| Exercise objective |
Transcribe each record exactly. Include every one.
##### Input rows #####
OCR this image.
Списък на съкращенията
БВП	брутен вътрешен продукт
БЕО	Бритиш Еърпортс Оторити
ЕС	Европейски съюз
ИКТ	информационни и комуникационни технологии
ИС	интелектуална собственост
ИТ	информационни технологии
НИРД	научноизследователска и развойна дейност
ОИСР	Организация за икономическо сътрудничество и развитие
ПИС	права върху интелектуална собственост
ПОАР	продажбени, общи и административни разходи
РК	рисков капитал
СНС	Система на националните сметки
#####
| Solution below |
OCR this image.
Списък на съкращенията
БВП	брутен вътрешен продукт
БЕО	Бритиш Еърпортс Оторити
ЕС	Европейски съюз
ИКТ	информационни и комуникационни технологии
ИС	интелектуална собственост
ИТ	информационни технологии
НИРД	научноизследователска и развойна дейност
ОИСР	Организация за икономическо сътрудничество и развитие
ПИС	права върху интелектуална собственост
ПОАР	продажбени, общи и административни разходи
РК	рисков капитал
СНС	Система на националните сметки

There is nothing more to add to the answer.